Exercise details. Copy the items word for word, from their very first line through the line holding "svg-text:0.18: 0.18 xyxy=(55,124,71,132)", with both of those lines included.

----- Material provided -----

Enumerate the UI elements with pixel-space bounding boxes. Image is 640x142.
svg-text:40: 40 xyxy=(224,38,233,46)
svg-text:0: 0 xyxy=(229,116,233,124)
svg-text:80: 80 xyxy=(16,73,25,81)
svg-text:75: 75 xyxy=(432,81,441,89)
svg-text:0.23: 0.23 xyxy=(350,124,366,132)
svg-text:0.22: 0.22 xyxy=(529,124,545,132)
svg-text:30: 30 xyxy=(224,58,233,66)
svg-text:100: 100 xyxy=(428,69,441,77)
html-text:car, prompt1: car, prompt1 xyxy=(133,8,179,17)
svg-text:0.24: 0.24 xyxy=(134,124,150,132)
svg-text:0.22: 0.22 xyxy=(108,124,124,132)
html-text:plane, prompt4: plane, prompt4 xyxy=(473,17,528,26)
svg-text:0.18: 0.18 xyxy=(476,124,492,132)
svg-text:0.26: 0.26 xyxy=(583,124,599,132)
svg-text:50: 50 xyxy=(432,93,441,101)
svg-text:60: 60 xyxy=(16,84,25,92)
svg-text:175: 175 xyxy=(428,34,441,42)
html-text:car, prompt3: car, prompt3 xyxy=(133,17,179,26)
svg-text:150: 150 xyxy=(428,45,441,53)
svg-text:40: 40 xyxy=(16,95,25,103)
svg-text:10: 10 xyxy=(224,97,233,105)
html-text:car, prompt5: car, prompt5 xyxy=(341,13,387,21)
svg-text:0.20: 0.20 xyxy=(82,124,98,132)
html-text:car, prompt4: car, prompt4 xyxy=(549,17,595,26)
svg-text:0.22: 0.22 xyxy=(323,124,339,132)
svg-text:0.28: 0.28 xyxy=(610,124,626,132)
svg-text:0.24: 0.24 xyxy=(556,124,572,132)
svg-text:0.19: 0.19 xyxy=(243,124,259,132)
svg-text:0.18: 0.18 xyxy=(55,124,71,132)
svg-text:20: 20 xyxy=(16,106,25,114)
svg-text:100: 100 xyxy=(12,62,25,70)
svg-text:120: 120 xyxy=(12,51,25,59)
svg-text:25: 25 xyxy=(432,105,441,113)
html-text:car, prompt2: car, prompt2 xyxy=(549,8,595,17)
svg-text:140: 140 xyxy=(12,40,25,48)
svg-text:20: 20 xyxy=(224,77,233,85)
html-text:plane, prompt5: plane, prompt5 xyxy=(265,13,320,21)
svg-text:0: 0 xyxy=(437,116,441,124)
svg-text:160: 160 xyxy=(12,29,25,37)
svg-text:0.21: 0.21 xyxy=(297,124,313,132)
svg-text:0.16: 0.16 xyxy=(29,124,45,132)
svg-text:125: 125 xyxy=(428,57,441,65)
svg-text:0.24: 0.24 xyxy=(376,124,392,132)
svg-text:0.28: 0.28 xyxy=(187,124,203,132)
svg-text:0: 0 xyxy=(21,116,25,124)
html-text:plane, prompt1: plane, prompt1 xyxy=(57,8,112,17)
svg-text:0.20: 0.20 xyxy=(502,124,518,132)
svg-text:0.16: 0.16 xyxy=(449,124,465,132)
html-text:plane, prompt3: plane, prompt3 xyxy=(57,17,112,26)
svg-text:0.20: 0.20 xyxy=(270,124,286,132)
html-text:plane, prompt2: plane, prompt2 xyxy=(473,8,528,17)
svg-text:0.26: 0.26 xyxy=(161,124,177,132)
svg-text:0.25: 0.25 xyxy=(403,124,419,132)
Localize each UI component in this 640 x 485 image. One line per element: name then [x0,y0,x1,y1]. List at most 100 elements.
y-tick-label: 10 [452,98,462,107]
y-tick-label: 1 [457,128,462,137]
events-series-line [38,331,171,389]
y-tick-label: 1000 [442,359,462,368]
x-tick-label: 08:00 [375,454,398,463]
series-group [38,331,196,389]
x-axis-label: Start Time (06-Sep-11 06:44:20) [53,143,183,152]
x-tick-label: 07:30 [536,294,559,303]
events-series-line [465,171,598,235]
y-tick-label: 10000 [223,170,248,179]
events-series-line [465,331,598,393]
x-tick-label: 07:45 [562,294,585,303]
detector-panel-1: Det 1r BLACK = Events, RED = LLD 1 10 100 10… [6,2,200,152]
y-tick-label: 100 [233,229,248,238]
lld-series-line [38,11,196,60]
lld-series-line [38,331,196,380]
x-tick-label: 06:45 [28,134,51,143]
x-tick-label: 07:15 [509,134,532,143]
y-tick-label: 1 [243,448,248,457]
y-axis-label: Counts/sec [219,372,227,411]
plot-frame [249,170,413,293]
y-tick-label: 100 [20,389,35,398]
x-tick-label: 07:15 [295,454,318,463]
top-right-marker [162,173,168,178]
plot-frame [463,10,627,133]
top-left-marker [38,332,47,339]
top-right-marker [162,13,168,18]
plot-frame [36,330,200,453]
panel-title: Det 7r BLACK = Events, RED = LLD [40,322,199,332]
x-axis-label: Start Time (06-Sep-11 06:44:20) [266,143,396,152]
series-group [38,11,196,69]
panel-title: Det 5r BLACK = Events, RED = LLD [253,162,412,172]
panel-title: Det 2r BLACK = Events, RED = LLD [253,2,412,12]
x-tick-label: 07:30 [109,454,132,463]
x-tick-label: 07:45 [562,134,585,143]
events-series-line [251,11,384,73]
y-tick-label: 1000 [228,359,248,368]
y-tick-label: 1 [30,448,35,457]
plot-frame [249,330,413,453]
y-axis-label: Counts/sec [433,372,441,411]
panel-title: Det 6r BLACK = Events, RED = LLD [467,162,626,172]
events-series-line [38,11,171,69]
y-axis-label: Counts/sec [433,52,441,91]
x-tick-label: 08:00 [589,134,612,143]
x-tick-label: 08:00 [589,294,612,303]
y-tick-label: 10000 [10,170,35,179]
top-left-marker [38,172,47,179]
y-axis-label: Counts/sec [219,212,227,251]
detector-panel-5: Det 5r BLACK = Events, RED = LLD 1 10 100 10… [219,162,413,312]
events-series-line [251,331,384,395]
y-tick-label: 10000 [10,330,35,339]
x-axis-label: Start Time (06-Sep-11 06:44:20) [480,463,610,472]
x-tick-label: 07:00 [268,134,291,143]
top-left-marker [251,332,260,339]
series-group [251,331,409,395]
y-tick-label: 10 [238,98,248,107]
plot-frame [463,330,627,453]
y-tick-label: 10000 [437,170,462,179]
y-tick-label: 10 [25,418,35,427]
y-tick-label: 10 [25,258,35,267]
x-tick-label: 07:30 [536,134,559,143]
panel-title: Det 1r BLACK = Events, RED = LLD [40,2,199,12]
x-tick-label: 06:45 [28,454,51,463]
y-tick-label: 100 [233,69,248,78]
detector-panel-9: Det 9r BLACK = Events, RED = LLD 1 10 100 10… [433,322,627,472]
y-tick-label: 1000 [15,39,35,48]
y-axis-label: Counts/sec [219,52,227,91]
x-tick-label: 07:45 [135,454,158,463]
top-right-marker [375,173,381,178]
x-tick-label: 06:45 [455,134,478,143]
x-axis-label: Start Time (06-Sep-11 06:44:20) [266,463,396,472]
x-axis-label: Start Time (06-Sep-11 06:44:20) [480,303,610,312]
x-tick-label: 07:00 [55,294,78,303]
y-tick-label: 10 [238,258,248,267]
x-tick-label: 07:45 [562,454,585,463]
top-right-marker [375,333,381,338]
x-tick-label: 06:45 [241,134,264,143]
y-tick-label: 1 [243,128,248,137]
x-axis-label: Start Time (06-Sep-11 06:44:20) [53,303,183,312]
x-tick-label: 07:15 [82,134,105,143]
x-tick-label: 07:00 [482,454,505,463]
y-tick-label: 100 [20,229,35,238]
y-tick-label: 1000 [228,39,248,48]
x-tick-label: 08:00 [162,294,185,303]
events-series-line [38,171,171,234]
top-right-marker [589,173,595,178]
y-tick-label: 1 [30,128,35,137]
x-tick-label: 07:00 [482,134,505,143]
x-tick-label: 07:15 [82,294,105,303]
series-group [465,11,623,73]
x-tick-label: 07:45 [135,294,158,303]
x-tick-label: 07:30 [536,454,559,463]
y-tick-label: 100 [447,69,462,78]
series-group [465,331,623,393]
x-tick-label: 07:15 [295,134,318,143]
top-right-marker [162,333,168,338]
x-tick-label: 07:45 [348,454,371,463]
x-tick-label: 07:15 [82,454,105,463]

-----

Task solution.
Enumerate the UI elements with pixel-space bounding boxes. Image is 640x142.
svg-text:40: 40 xyxy=(224,38,233,46)
svg-text:0: 0 xyxy=(229,116,233,124)
svg-text:80: 80 xyxy=(16,73,25,81)
svg-text:75: 75 xyxy=(432,81,441,89)
svg-text:0.23: 0.23 xyxy=(350,124,366,132)
svg-text:0.22: 0.22 xyxy=(529,124,545,132)
svg-text:30: 30 xyxy=(224,58,233,66)
svg-text:100: 100 xyxy=(428,69,441,77)
html-text:car, prompt1: car, prompt1 xyxy=(133,8,179,17)
svg-text:0.24: 0.24 xyxy=(134,124,150,132)
svg-text:0.22: 0.22 xyxy=(108,124,124,132)
html-text:plane, prompt4: plane, prompt4 xyxy=(473,17,528,26)
svg-text:0.18: 0.18 xyxy=(476,124,492,132)
svg-text:0.26: 0.26 xyxy=(583,124,599,132)
svg-text:50: 50 xyxy=(432,93,441,101)
svg-text:60: 60 xyxy=(16,84,25,92)
svg-text:175: 175 xyxy=(428,34,441,42)
html-text:car, prompt3: car, prompt3 xyxy=(133,17,179,26)
svg-text:150: 150 xyxy=(428,45,441,53)
svg-text:40: 40 xyxy=(16,95,25,103)
svg-text:10: 10 xyxy=(224,97,233,105)
html-text:car, prompt5: car, prompt5 xyxy=(341,13,387,21)
svg-text:0.20: 0.20 xyxy=(82,124,98,132)
html-text:car, prompt4: car, prompt4 xyxy=(549,17,595,26)
svg-text:0.22: 0.22 xyxy=(323,124,339,132)
svg-text:0.28: 0.28 xyxy=(610,124,626,132)
svg-text:0.24: 0.24 xyxy=(556,124,572,132)
svg-text:0.19: 0.19 xyxy=(243,124,259,132)
svg-text:0.18: 0.18 xyxy=(55,124,71,132)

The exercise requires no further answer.